> Exercise instructions:
Copy out all of the material exactly.
== Material provided ==
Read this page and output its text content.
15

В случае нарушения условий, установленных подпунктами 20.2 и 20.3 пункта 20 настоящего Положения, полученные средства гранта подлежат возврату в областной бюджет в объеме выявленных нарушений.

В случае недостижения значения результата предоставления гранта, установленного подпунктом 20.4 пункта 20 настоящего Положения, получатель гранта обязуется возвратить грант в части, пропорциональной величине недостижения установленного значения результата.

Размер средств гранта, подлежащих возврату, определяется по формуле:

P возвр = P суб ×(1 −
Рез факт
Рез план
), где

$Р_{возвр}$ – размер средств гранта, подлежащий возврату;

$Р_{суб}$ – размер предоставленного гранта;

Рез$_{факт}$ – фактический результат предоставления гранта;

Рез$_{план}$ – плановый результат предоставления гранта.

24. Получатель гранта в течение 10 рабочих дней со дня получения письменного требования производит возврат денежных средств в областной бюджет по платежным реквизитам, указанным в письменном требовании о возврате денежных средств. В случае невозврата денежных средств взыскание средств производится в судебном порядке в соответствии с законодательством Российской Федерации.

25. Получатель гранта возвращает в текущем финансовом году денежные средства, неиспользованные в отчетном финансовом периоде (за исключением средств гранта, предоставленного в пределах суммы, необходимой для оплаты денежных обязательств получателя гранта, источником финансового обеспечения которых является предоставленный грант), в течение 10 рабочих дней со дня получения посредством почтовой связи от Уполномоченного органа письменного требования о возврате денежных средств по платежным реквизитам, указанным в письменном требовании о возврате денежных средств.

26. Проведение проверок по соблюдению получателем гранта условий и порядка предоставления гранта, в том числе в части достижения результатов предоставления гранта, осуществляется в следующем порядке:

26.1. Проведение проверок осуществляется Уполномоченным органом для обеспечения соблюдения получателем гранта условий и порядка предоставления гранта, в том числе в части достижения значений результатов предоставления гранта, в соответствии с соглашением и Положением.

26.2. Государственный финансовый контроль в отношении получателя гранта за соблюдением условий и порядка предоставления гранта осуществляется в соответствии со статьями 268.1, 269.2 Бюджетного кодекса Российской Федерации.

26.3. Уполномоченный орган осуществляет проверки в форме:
===
> Final result:
Read this page and output its text content.
15

В случае нарушения условий, установленных подпунктами 20.2 и 20.3 пункта 20 настоящего Положения, полученные средства гранта подлежат возврату в областной бюджет в объеме выявленных нарушений.

В случае недостижения значения результата предоставления гранта, установленного подпунктом 20.4 пункта 20 настоящего Положения, получатель гранта обязуется возвратить грант в части, пропорциональной величине недостижения установленного значения результата.

Размер средств гранта, подлежащих возврату, определяется по формуле:

P возвр = P суб ×(1 −
Рез факт
Рез план
), где

$Р_{возвр}$ – размер средств гранта, подлежащий возврату;

$Р_{суб}$ – размер предоставленного гранта;

Рез$_{факт}$ – фактический результат предоставления гранта;

Рез$_{план}$ – плановый результат предоставления гранта.

24. Получатель гранта в течение 10 рабочих дней со дня получения письменного требования производит возврат денежных средств в областной бюджет по платежным реквизитам, указанным в письменном требовании о возврате денежных средств. В случае невозврата денежных средств взыскание средств производится в судебном порядке в соответствии с законодательством Российской Федерации.

25. Получатель гранта возвращает в текущем финансовом году денежные средства, неиспользованные в отчетном финансовом периоде (за исключением средств гранта, предоставленного в пределах суммы, необходимой для оплаты денежных обязательств получателя гранта, источником финансового обеспечения которых является предоставленный грант), в течение 10 рабочих дней со дня получения посредством почтовой связи от Уполномоченного органа письменного требования о возврате денежных средств по платежным реквизитам, указанным в письменном требовании о возврате денежных средств.

26. Проведение проверок по соблюдению получателем гранта условий и порядка предоставления гранта, в том числе в части достижения результатов предоставления гранта, осуществляется в следующем порядке:

26.1. Проведение проверок осуществляется Уполномоченным органом для обеспечения соблюдения получателем гранта условий и порядка предоставления гранта, в том числе в части достижения значений результатов предоставления гранта, в соответствии с соглашением и Положением.

26.2. Государственный финансовый контроль в отношении получателя гранта за соблюдением условий и порядка предоставления гранта осуществляется в соответствии со статьями 268.1, 269.2 Бюджетного кодекса Российской Федерации.

26.3. Уполномоченный орган осуществляет проверки в форме:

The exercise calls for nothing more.